The exercise>
Copy out every line of the data below word for word, leaving out the pictures.

Records for the task>
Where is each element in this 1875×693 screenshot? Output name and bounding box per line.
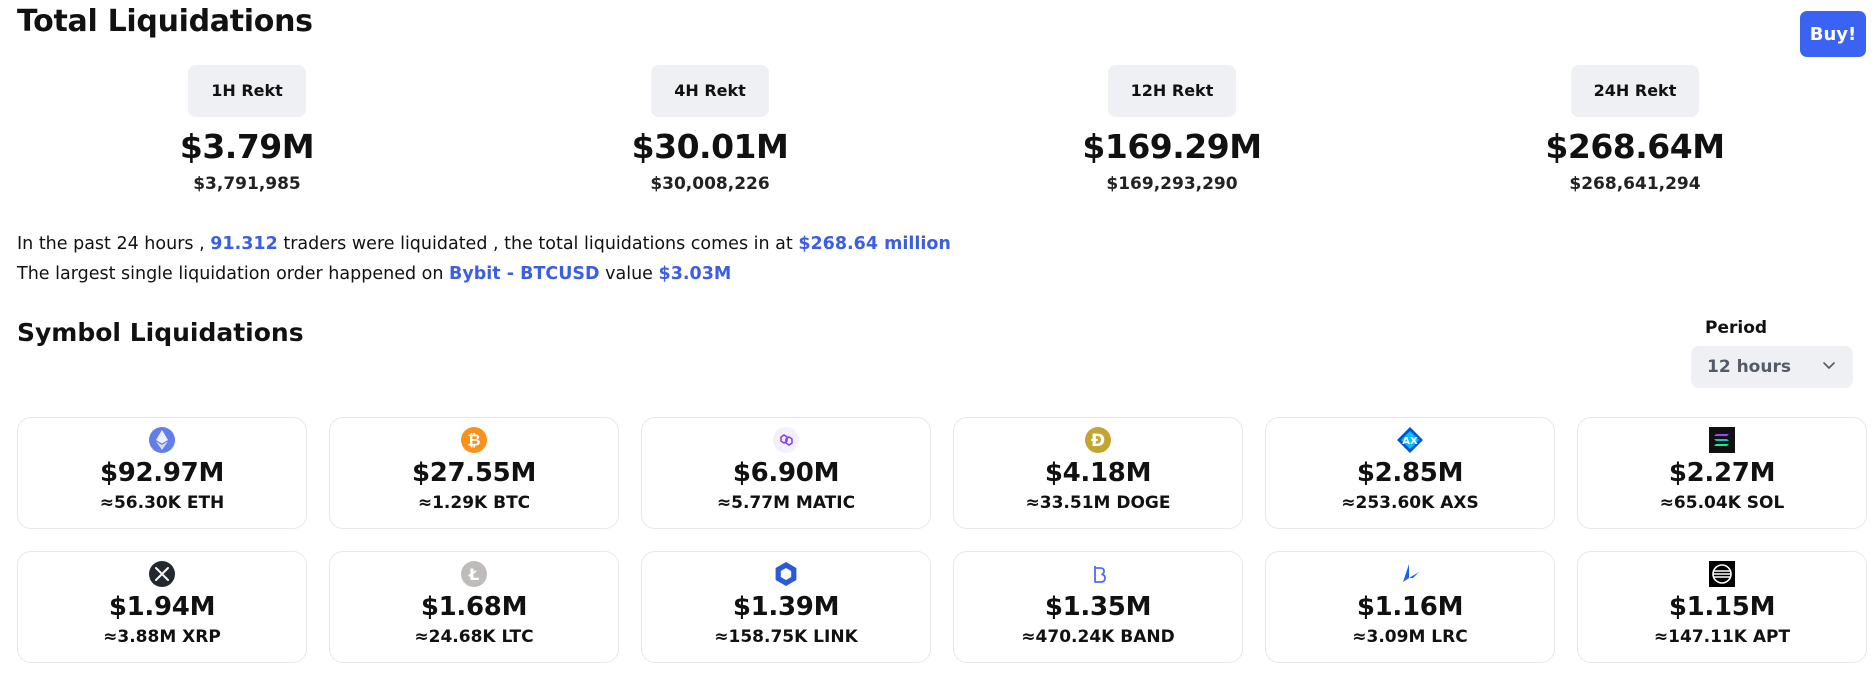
liquidation-value: $6.90M	[732, 458, 840, 488]
link-icon	[775, 562, 797, 586]
symbol-card-ltc[interactable]: Ł $1.68M ≈24.68K LTC	[329, 551, 619, 663]
liquidation-value: $1.15M	[1668, 592, 1776, 622]
coin-amount: ≈65.04K SOL	[1659, 493, 1785, 513]
sol-icon	[1709, 427, 1735, 453]
xrp-icon	[149, 561, 175, 587]
liquidation-value: $92.97M	[99, 458, 225, 488]
symbol-card-btc[interactable]: ₿ $27.55M ≈1.29K BTC	[329, 417, 619, 529]
page-title: Total Liquidations	[17, 4, 313, 39]
symbol-card-xrp[interactable]: $1.94M ≈3.88M XRP	[17, 551, 307, 663]
rekt-exact-4h: $30,008,226	[650, 174, 770, 194]
coin-amount: ≈33.51M DOGE	[1025, 493, 1171, 513]
coin-amount: ≈5.77M MATIC	[716, 493, 856, 513]
liquidation-value: $1.16M	[1356, 592, 1464, 622]
chevron-down-icon	[1821, 357, 1837, 378]
apt-icon	[1709, 561, 1735, 587]
traders-count: 91.312	[210, 234, 278, 254]
rekt-12h: 12H Rekt $169.29M $169,293,290	[1022, 65, 1322, 194]
lrc-icon	[1403, 564, 1419, 582]
summary-text: The largest single liquidation order hap…	[17, 264, 444, 284]
period-label: Period	[1705, 318, 1768, 338]
rekt-value-24h: $268.64M	[1545, 127, 1725, 166]
coin-amount: ≈158.75K LINK	[714, 627, 858, 647]
matic-icon	[773, 427, 799, 453]
coin-amount: ≈3.09M LRC	[1352, 627, 1468, 647]
summary-text: value	[605, 264, 653, 284]
rekt-value-12h: $169.29M	[1082, 127, 1262, 166]
coin-amount: ≈253.60K AXS	[1341, 493, 1479, 513]
symbol-card-doge[interactable]: Ð $4.18M ≈33.51M DOGE	[953, 417, 1243, 529]
section-title: Symbol Liquidations	[17, 318, 304, 347]
symbol-card-lrc[interactable]: $1.16M ≈3.09M LRC	[1265, 551, 1555, 663]
liquidation-value: $1.68M	[420, 592, 528, 622]
coin-amount: ≈56.30K ETH	[99, 493, 225, 513]
largest-order-value: $3.03M	[658, 264, 732, 284]
rekt-exact-12h: $169,293,290	[1106, 174, 1238, 194]
rekt-4h: 4H Rekt $30.01M $30,008,226	[560, 65, 860, 194]
band-icon	[1094, 566, 1106, 583]
liquidation-value: $2.85M	[1356, 458, 1464, 488]
summary-text: In the past 24 hours ,	[17, 234, 205, 254]
ltc-icon: Ł	[461, 561, 487, 587]
total-liquidations: $268.64 million	[798, 234, 951, 254]
symbol-card-apt[interactable]: $1.15M ≈147.11K APT	[1577, 551, 1867, 663]
liquidation-value: $2.27M	[1668, 458, 1776, 488]
liquidation-value: $1.39M	[732, 592, 840, 622]
buy-button[interactable]: Buy!	[1800, 11, 1866, 57]
rekt-pill-4h[interactable]: 4H Rekt	[651, 65, 769, 117]
symbol-card-link[interactable]: $1.39M ≈158.75K LINK	[641, 551, 931, 663]
rekt-pill-12h[interactable]: 12H Rekt	[1107, 65, 1237, 117]
coin-amount: ≈24.68K LTC	[414, 627, 534, 647]
rekt-1h: 1H Rekt $3.79M $3,791,985	[97, 65, 397, 194]
summary-line-1: In the past 24 hours , 91.312 traders we…	[17, 229, 951, 259]
rekt-exact-24h: $268,641,294	[1569, 174, 1701, 194]
liquidation-value: $4.18M	[1044, 458, 1152, 488]
svg-text:₿: ₿	[467, 431, 480, 450]
rekt-value-4h: $30.01M	[631, 127, 789, 166]
liquidation-value: $1.35M	[1044, 592, 1152, 622]
svg-text:Ł: Ł	[468, 565, 479, 584]
symbol-card-axs[interactable]: AX $2.85M ≈253.60K AXS	[1265, 417, 1555, 529]
largest-exchange-link[interactable]: Bybit - BTCUSD	[449, 264, 600, 284]
symbol-card-sol[interactable]: $2.27M ≈65.04K SOL	[1577, 417, 1867, 529]
symbol-card-matic[interactable]: $6.90M ≈5.77M MATIC	[641, 417, 931, 529]
rekt-value-1h: $3.79M	[179, 127, 315, 166]
rekt-pill-1h[interactable]: 1H Rekt	[188, 65, 306, 117]
rekt-exact-1h: $3,791,985	[193, 174, 301, 194]
coin-amount: ≈147.11K APT	[1653, 627, 1791, 647]
liquidation-value: $27.55M	[411, 458, 537, 488]
liquidation-summary: In the past 24 hours , 91.312 traders we…	[17, 229, 951, 289]
btc-icon: ₿	[461, 427, 487, 453]
period-select[interactable]: 12 hours	[1691, 346, 1853, 388]
summary-line-2: The largest single liquidation order hap…	[17, 259, 951, 289]
liquidation-value: $1.94M	[108, 592, 216, 622]
symbol-card-eth[interactable]: $92.97M ≈56.30K ETH	[17, 417, 307, 529]
summary-text: traders were liquidated , the total liqu…	[283, 234, 793, 254]
period-value: 12 hours	[1707, 357, 1791, 377]
symbol-card-band[interactable]: $1.35M ≈470.24K BAND	[953, 551, 1243, 663]
rekt-pill-24h[interactable]: 24H Rekt	[1570, 65, 1700, 117]
rekt-24h: 24H Rekt $268.64M $268,641,294	[1485, 65, 1785, 194]
axs-icon: AX	[1397, 427, 1423, 453]
svg-text:Ð: Ð	[1091, 431, 1105, 451]
coin-amount: ≈1.29K BTC	[417, 493, 531, 513]
doge-icon: Ð	[1085, 427, 1111, 453]
svg-text:AX: AX	[1402, 436, 1418, 447]
coin-amount: ≈3.88M XRP	[103, 627, 221, 647]
coin-amount: ≈470.24K BAND	[1021, 627, 1175, 647]
eth-icon	[149, 427, 175, 453]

Solution>
Where is each element in this 1875×693 screenshot? Output name and bounding box per line.
liquidation-value: $6.90M	[732, 458, 840, 488]
link-icon	[775, 562, 797, 586]
symbol-card-ltc[interactable]: Ł $1.68M ≈24.68K LTC	[329, 551, 619, 663]
liquidation-value: $1.15M	[1668, 592, 1776, 622]
coin-amount: ≈65.04K SOL	[1659, 493, 1785, 513]
sol-icon	[1709, 427, 1735, 453]
xrp-icon	[149, 561, 175, 587]
liquidation-value: $92.97M	[99, 458, 225, 488]
symbol-card-btc[interactable]: ₿ $27.55M ≈1.29K BTC	[329, 417, 619, 529]
page-title: Total Liquidations	[17, 4, 313, 39]
symbol-card-xrp[interactable]: $1.94M ≈3.88M XRP	[17, 551, 307, 663]
rekt-exact-4h: $30,008,226	[650, 174, 770, 194]
coin-amount: ≈33.51M DOGE	[1025, 493, 1171, 513]
coin-amount: ≈5.77M MATIC	[716, 493, 856, 513]
liquidation-value: $1.16M	[1356, 592, 1464, 622]
chevron-down-icon	[1821, 357, 1837, 378]
apt-icon	[1709, 561, 1735, 587]
traders-count: 91.312	[210, 234, 278, 254]
rekt-12h: 12H Rekt $169.29M $169,293,290	[1022, 65, 1322, 194]
lrc-icon	[1403, 564, 1419, 582]
summary-text: The largest single liquidation order hap…	[17, 264, 444, 284]
period-label: Period	[1705, 318, 1768, 338]
rekt-value-24h: $268.64M	[1545, 127, 1725, 166]
coin-amount: ≈158.75K LINK	[714, 627, 858, 647]
matic-icon	[773, 427, 799, 453]
coin-amount: ≈3.09M LRC	[1352, 627, 1468, 647]
summary-text: value	[605, 264, 653, 284]
rekt-value-12h: $169.29M	[1082, 127, 1262, 166]
coin-amount: ≈253.60K AXS	[1341, 493, 1479, 513]
symbol-card-doge[interactable]: Ð $4.18M ≈33.51M DOGE	[953, 417, 1243, 529]
section-title: Symbol Liquidations	[17, 318, 304, 347]
symbol-card-lrc[interactable]: $1.16M ≈3.09M LRC	[1265, 551, 1555, 663]
liquidation-value: $1.68M	[420, 592, 528, 622]
coin-amount: ≈56.30K ETH	[99, 493, 225, 513]
largest-order-value: $3.03M	[658, 264, 732, 284]
rekt-exact-12h: $169,293,290	[1106, 174, 1238, 194]
rekt-4h: 4H Rekt $30.01M $30,008,226	[560, 65, 860, 194]
band-icon	[1094, 566, 1106, 583]
liquidation-value: $2.85M	[1356, 458, 1464, 488]
summary-text: In the past 24 hours ,	[17, 234, 205, 254]
ltc-icon: Ł	[461, 561, 487, 587]
total-liquidations: $268.64 million	[798, 234, 951, 254]
symbol-card-apt[interactable]: $1.15M ≈147.11K APT	[1577, 551, 1867, 663]
liquidation-value: $2.27M	[1668, 458, 1776, 488]
liquidation-value: $1.39M	[732, 592, 840, 622]
buy-button[interactable]: Buy!	[1800, 11, 1866, 57]
rekt-pill-4h[interactable]: 4H Rekt	[651, 65, 769, 117]
symbol-card-link[interactable]: $1.39M ≈158.75K LINK	[641, 551, 931, 663]
rekt-pill-12h[interactable]: 12H Rekt	[1107, 65, 1237, 117]
coin-amount: ≈24.68K LTC	[414, 627, 534, 647]
rekt-1h: 1H Rekt $3.79M $3,791,985	[97, 65, 397, 194]
summary-line-1: In the past 24 hours , 91.312 traders we…	[17, 229, 951, 259]
rekt-exact-24h: $268,641,294	[1569, 174, 1701, 194]
liquidation-value: $4.18M	[1044, 458, 1152, 488]
svg-text:₿: ₿	[467, 431, 480, 450]
rekt-value-4h: $30.01M	[631, 127, 789, 166]
liquidation-value: $1.35M	[1044, 592, 1152, 622]
svg-text:Ł: Ł	[468, 565, 479, 584]
symbol-card-axs[interactable]: AX $2.85M ≈253.60K AXS	[1265, 417, 1555, 529]
largest-exchange-link[interactable]: Bybit - BTCUSD	[449, 264, 600, 284]
symbol-card-sol[interactable]: $2.27M ≈65.04K SOL	[1577, 417, 1867, 529]
symbol-card-matic[interactable]: $6.90M ≈5.77M MATIC	[641, 417, 931, 529]
rekt-value-1h: $3.79M	[179, 127, 315, 166]
rekt-pill-1h[interactable]: 1H Rekt	[188, 65, 306, 117]
rekt-exact-1h: $3,791,985	[193, 174, 301, 194]
coin-amount: ≈147.11K APT	[1653, 627, 1791, 647]
liquidation-value: $27.55M	[411, 458, 537, 488]
liquidation-summary: In the past 24 hours , 91.312 traders we…	[17, 229, 951, 289]
btc-icon: ₿	[461, 427, 487, 453]
period-select[interactable]: 12 hours	[1691, 346, 1853, 388]
summary-line-2: The largest single liquidation order hap…	[17, 259, 951, 289]
liquidation-value: $1.94M	[108, 592, 216, 622]
symbol-card-eth[interactable]: $92.97M ≈56.30K ETH	[17, 417, 307, 529]
summary-text: traders were liquidated , the total liqu…	[283, 234, 793, 254]
period-value: 12 hours	[1707, 357, 1791, 377]
symbol-card-band[interactable]: $1.35M ≈470.24K BAND	[953, 551, 1243, 663]
rekt-pill-24h[interactable]: 24H Rekt	[1570, 65, 1700, 117]
rekt-24h: 24H Rekt $268.64M $268,641,294	[1485, 65, 1785, 194]
axs-icon: AX	[1397, 427, 1423, 453]
svg-text:Ð: Ð	[1091, 431, 1105, 451]
coin-amount: ≈1.29K BTC	[417, 493, 531, 513]
doge-icon: Ð	[1085, 427, 1111, 453]
svg-text:AX: AX	[1402, 436, 1418, 447]
coin-amount: ≈3.88M XRP	[103, 627, 221, 647]
coin-amount: ≈470.24K BAND	[1021, 627, 1175, 647]
eth-icon	[149, 427, 175, 453]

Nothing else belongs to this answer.